* What you have to do
Gather all lines in the records below that include the word "Updates".

* Dataset listings of figures
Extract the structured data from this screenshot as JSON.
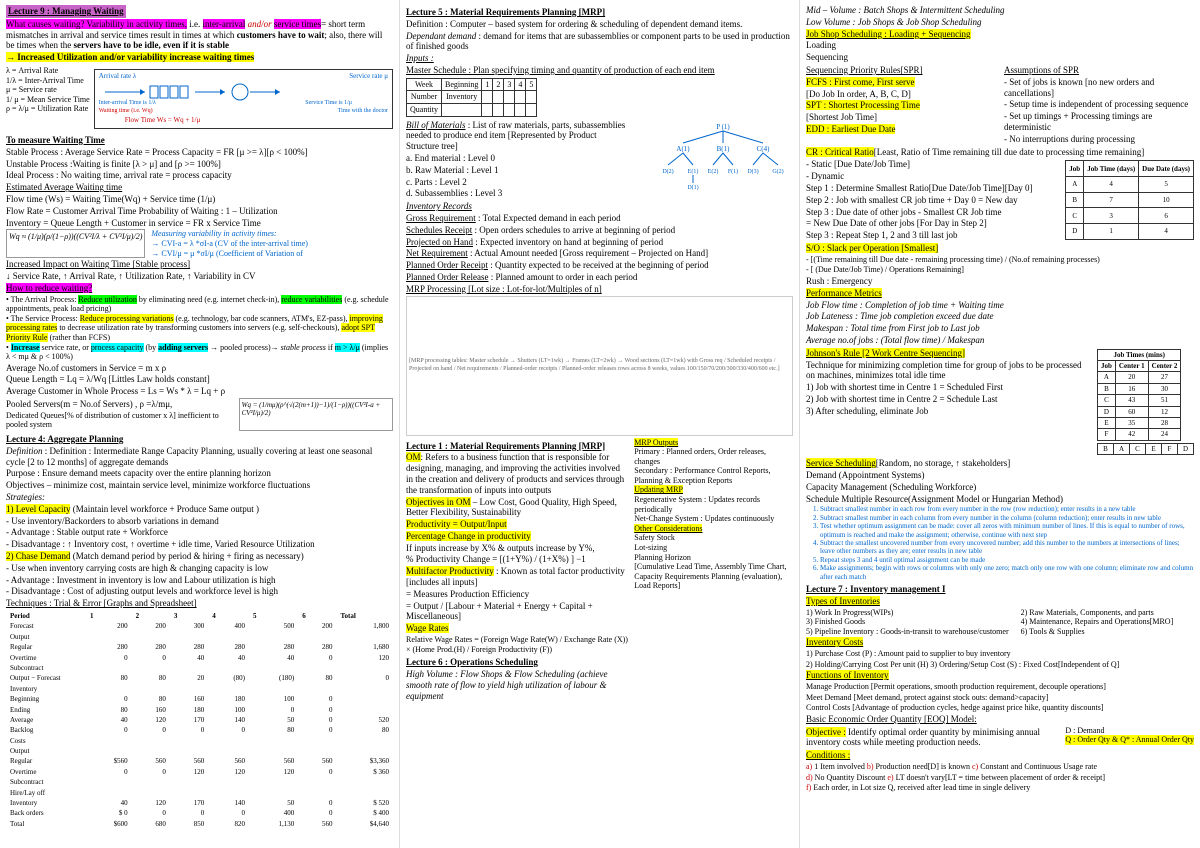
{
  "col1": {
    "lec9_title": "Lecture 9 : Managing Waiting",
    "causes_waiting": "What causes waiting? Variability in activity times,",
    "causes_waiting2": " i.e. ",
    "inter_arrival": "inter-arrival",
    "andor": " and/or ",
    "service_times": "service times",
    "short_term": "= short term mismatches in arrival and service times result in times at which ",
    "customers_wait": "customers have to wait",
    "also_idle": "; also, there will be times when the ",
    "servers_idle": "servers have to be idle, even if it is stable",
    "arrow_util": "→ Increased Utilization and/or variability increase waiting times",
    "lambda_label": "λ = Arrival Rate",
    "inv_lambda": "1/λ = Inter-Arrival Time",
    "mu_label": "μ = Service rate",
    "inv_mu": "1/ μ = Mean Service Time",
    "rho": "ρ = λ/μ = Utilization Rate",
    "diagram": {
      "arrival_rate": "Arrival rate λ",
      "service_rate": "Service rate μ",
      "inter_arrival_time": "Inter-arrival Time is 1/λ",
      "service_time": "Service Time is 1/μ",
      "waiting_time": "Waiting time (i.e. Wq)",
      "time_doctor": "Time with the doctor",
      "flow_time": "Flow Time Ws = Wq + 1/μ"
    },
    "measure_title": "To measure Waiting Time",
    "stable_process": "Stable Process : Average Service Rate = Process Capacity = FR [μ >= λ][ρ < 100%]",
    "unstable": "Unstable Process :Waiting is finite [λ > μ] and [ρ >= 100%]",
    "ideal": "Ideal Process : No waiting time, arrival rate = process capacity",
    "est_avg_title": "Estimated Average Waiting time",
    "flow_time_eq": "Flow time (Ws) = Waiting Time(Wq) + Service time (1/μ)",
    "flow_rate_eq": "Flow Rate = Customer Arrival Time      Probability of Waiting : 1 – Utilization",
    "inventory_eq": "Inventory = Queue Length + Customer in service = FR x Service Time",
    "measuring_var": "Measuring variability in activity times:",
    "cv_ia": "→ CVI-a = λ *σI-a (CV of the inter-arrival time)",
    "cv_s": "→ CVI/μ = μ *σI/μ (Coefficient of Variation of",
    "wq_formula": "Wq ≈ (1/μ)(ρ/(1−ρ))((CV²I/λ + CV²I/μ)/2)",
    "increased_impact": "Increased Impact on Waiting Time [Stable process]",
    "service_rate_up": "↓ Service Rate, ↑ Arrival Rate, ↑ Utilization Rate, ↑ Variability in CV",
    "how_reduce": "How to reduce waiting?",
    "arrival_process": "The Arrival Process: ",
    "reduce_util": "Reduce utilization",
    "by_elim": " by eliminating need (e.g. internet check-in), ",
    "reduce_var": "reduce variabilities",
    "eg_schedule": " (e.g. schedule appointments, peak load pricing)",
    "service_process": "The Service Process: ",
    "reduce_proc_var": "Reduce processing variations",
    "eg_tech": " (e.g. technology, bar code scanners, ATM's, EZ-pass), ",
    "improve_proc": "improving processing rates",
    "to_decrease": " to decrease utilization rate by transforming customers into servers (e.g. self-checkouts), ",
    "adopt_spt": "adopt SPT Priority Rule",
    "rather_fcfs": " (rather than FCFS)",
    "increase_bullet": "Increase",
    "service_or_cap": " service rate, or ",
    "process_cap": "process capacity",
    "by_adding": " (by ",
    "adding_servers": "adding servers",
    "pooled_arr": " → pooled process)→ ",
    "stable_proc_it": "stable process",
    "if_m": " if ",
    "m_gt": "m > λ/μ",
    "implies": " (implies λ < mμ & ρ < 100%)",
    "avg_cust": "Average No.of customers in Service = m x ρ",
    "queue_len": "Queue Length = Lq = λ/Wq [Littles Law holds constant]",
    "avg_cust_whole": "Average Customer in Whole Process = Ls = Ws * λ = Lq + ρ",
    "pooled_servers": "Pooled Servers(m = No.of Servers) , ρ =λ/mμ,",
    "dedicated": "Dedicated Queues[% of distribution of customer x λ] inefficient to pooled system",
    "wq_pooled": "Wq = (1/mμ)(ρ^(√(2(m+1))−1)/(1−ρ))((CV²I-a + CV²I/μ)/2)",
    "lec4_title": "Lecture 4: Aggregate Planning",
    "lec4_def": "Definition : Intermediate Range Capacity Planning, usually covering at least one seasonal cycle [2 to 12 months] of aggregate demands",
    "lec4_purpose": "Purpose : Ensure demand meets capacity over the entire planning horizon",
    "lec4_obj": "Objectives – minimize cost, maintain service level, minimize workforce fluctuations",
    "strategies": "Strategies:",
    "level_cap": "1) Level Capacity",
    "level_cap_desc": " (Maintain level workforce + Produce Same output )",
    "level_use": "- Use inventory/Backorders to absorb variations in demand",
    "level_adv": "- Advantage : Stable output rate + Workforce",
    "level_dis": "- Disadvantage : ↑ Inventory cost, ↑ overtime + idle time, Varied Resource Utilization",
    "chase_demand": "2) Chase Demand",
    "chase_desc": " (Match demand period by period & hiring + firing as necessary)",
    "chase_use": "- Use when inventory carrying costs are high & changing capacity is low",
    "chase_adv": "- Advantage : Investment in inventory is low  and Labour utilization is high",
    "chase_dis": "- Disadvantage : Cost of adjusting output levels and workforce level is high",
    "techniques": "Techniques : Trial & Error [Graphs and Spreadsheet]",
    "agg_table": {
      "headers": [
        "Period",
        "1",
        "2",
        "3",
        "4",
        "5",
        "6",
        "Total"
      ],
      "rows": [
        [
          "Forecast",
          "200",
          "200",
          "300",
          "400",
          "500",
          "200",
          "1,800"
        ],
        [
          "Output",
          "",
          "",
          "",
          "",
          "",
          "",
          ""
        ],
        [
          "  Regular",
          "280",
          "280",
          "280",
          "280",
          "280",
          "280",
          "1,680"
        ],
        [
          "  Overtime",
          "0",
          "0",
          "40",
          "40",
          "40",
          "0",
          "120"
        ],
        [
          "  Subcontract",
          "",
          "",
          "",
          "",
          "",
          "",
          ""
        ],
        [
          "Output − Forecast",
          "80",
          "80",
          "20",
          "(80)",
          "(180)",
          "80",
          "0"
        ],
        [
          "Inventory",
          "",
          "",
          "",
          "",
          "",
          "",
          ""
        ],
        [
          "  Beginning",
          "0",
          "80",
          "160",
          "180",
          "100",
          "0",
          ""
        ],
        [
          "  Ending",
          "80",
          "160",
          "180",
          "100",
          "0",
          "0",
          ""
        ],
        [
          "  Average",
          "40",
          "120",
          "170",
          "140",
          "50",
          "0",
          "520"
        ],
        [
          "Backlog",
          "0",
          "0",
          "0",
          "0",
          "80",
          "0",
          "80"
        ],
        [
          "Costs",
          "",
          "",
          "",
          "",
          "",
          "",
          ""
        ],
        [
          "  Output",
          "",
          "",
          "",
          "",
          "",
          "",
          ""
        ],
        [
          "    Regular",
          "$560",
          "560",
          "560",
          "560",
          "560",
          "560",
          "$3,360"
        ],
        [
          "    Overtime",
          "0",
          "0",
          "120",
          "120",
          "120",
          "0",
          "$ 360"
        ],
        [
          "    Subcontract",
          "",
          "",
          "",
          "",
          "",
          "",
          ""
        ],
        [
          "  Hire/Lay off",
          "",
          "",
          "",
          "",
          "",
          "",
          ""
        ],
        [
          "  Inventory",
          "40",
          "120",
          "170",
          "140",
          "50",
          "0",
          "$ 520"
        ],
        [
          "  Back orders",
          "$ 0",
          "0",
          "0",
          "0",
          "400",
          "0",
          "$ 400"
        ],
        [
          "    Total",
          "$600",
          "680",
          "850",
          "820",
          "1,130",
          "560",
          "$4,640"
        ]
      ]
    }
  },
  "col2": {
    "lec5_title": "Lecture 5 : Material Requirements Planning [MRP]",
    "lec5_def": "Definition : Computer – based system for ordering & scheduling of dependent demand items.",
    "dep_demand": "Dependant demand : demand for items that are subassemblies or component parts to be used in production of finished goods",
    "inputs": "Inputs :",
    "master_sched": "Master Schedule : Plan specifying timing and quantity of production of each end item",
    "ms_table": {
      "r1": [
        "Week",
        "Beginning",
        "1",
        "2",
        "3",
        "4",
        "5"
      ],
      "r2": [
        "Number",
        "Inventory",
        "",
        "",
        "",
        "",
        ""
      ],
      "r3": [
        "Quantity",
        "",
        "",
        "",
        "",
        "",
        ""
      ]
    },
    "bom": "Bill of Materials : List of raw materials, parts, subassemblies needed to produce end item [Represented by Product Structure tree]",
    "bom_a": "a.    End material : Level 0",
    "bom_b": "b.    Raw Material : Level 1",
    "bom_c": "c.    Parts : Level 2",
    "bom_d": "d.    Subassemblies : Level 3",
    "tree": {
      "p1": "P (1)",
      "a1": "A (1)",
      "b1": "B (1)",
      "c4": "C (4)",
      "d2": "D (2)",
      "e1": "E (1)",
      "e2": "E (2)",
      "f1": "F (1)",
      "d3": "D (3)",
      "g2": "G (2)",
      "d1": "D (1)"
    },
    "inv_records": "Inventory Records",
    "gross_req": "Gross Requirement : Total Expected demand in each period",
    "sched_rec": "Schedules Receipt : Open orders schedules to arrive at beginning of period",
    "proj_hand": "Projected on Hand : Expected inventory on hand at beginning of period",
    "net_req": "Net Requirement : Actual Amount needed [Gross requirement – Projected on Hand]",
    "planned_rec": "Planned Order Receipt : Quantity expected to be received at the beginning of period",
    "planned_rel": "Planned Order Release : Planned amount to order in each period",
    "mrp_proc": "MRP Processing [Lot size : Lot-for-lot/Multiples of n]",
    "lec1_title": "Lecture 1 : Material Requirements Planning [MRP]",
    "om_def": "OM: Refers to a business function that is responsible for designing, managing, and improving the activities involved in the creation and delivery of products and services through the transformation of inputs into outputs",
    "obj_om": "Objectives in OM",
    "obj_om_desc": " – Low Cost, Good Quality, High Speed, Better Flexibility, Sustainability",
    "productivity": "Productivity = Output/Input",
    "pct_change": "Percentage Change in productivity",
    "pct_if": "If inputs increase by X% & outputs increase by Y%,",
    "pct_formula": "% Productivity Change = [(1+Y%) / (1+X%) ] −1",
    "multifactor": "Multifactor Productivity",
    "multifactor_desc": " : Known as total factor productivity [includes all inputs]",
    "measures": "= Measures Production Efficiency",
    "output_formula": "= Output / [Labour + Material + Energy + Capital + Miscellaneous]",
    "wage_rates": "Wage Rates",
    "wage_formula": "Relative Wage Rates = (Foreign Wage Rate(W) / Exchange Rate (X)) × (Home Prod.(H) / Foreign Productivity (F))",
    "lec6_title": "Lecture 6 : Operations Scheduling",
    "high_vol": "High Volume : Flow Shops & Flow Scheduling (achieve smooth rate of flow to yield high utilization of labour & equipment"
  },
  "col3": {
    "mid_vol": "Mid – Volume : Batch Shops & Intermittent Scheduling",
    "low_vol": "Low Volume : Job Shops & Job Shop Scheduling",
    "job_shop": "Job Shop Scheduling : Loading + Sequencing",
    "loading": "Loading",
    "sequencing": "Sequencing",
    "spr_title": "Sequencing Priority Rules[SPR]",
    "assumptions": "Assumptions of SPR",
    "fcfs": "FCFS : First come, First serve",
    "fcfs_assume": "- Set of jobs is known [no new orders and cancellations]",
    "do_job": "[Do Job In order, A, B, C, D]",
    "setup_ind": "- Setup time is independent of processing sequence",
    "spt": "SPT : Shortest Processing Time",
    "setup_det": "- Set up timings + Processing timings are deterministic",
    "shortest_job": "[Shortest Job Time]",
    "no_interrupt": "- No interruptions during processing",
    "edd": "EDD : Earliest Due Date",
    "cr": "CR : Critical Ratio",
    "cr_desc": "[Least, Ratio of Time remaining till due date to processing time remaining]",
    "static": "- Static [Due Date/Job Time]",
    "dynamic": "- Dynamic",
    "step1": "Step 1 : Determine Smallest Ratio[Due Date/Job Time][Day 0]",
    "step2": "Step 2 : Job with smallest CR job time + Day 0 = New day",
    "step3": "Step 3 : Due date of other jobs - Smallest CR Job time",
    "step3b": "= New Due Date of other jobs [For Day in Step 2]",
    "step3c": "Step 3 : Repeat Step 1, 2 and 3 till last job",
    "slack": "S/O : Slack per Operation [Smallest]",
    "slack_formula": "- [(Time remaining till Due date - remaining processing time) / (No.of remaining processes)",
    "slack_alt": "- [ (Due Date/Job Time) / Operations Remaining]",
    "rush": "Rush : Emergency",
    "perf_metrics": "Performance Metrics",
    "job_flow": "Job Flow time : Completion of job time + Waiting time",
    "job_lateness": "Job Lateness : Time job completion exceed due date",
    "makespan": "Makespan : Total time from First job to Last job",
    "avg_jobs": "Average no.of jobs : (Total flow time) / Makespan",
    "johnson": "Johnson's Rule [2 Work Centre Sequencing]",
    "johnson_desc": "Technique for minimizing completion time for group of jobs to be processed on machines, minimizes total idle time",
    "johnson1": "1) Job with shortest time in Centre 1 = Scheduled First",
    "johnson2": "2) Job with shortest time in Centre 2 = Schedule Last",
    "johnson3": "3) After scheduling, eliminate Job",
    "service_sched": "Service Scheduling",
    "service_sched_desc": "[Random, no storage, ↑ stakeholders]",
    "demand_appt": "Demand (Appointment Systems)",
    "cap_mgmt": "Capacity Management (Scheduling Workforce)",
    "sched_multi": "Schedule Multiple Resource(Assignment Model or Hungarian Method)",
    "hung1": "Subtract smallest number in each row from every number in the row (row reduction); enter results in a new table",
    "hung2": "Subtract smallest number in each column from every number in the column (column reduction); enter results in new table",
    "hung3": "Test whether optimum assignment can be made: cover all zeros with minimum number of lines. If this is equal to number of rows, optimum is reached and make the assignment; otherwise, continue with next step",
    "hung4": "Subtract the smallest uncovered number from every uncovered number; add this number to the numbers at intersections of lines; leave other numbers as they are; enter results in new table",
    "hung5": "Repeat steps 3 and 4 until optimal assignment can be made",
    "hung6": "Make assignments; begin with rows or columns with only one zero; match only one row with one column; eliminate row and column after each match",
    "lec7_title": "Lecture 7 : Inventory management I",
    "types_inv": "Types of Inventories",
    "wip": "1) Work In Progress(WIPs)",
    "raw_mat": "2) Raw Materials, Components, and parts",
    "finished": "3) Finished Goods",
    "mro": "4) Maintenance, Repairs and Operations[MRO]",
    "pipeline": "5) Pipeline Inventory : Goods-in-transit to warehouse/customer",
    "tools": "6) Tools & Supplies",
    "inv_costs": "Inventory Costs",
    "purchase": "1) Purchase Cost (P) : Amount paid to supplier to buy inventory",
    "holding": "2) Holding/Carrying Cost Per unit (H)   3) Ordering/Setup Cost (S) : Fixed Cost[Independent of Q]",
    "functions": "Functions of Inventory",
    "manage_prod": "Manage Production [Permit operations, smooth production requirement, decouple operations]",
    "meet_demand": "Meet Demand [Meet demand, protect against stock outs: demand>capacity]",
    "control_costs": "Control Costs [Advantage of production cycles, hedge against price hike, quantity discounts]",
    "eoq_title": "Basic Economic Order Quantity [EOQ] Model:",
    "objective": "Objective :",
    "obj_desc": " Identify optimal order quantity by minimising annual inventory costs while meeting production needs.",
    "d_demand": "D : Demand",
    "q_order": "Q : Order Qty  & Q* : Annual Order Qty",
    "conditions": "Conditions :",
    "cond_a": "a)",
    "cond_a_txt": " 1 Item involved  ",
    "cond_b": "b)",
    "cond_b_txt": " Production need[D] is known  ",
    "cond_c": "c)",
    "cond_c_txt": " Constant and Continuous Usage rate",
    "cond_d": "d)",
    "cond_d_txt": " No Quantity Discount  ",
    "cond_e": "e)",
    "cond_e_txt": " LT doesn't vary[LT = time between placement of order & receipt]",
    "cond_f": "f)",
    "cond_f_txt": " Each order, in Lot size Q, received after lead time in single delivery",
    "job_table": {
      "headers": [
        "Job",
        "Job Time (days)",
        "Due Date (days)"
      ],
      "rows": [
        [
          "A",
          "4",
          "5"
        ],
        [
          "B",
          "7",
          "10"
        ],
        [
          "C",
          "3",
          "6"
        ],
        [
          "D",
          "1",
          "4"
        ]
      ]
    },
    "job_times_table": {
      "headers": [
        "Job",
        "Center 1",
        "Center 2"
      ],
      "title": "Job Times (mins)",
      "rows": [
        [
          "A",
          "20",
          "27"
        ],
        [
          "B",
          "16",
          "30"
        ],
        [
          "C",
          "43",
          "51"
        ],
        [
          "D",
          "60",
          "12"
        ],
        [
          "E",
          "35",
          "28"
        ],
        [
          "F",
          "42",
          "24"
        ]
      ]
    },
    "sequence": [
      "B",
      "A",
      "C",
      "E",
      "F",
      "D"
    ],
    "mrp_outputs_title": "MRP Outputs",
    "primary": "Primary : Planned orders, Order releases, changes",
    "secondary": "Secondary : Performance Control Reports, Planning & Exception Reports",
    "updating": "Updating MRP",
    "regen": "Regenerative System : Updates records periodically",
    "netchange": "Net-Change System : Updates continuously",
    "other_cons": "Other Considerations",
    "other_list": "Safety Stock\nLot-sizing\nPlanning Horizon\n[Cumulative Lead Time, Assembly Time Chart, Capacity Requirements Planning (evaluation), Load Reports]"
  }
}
---
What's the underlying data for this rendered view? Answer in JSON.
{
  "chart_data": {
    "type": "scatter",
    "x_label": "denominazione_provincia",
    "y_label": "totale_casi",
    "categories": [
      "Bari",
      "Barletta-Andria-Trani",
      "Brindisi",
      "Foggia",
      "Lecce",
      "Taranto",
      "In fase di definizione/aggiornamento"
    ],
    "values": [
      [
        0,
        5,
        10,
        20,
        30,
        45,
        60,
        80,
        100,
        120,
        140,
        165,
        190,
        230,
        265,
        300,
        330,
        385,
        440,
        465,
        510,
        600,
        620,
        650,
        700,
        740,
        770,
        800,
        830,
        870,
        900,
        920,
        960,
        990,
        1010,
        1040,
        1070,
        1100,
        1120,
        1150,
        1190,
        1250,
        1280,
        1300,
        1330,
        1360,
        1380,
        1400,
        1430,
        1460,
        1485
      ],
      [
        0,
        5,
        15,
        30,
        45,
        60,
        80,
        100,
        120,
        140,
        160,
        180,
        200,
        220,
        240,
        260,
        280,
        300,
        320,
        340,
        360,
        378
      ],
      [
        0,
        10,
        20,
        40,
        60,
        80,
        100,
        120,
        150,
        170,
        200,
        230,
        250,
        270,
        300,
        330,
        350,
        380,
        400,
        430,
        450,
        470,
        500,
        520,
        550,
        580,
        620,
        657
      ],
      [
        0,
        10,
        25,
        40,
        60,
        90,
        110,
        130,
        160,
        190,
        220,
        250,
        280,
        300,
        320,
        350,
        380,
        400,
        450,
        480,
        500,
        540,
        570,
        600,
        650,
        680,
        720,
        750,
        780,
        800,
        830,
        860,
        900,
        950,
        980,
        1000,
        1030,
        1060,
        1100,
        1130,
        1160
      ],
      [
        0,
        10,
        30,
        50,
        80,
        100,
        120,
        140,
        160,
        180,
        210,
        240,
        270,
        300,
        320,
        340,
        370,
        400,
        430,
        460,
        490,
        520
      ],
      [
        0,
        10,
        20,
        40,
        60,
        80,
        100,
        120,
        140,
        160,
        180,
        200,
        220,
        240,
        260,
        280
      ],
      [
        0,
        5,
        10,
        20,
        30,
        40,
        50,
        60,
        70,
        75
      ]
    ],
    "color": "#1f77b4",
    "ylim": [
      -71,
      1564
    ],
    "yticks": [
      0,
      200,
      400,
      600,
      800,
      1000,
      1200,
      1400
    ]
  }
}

* The completed task
    "regen": "Regenerative System : Updates records periodically",
    "netchange": "Net-Change System : Updates continuously",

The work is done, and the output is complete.